_DIRECTIONS_. Search the material for the word "jechem" and report each line where it turns up.

_RECORDS SUPPLIED_.
———
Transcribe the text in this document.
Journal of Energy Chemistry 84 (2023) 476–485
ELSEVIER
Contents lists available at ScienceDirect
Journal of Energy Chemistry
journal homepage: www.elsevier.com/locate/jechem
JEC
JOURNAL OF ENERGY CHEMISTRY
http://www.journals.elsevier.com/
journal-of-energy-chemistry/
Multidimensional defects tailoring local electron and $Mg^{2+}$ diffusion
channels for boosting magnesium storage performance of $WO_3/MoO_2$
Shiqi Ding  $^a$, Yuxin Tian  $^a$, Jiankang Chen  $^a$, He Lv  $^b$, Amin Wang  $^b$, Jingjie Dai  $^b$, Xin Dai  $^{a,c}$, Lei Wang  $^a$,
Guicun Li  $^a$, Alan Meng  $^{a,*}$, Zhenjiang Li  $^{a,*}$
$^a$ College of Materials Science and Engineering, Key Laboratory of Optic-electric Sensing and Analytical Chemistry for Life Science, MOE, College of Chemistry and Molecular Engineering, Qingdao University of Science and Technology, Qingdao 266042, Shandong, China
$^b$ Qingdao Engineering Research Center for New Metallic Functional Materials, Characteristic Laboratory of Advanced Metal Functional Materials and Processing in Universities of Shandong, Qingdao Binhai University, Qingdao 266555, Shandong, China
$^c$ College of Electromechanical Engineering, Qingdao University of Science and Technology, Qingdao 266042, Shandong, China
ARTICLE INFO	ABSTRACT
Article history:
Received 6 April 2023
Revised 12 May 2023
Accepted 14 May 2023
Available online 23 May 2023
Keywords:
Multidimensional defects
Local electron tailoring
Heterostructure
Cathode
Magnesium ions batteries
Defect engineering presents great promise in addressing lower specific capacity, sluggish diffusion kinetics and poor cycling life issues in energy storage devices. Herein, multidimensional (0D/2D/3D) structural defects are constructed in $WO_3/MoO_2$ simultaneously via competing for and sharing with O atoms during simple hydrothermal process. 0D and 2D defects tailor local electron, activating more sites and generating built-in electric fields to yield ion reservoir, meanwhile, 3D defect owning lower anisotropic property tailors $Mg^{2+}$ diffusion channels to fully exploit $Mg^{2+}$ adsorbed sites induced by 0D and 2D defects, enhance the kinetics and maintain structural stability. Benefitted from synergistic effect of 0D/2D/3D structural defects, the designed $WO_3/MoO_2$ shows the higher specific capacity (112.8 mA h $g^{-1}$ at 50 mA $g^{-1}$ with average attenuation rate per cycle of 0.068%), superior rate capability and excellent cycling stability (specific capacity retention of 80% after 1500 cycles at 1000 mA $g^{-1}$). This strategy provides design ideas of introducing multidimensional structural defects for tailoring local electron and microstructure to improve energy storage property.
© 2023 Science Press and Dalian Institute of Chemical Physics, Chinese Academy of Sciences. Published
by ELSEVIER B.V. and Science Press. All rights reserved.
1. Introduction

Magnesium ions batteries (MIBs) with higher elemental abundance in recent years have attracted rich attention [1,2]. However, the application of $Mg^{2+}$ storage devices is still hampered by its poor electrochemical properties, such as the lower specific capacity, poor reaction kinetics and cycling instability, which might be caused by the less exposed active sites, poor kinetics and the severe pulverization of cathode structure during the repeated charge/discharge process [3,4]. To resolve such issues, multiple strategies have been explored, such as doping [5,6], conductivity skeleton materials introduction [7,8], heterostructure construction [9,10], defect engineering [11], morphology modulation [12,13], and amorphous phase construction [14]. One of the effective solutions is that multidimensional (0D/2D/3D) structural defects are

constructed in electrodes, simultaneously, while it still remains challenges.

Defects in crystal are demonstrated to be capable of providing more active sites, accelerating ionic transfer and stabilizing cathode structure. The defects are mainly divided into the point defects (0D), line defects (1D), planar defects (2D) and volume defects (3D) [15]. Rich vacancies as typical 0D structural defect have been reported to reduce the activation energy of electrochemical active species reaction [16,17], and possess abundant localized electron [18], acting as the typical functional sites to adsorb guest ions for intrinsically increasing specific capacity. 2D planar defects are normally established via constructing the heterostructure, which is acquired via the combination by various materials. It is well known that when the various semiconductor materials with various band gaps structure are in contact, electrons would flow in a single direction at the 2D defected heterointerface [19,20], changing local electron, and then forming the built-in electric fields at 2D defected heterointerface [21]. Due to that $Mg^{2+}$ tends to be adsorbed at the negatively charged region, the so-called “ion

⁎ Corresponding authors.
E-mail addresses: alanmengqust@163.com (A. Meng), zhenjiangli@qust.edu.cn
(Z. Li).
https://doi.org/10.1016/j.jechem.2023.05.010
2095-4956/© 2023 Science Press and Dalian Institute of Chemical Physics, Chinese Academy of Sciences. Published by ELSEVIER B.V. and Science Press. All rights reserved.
———
_FINISHED ANSWER_.
journal homepage: www.elsevier.com/locate/jechem
https://doi.org/10.1016/j.jechem.2023.05.010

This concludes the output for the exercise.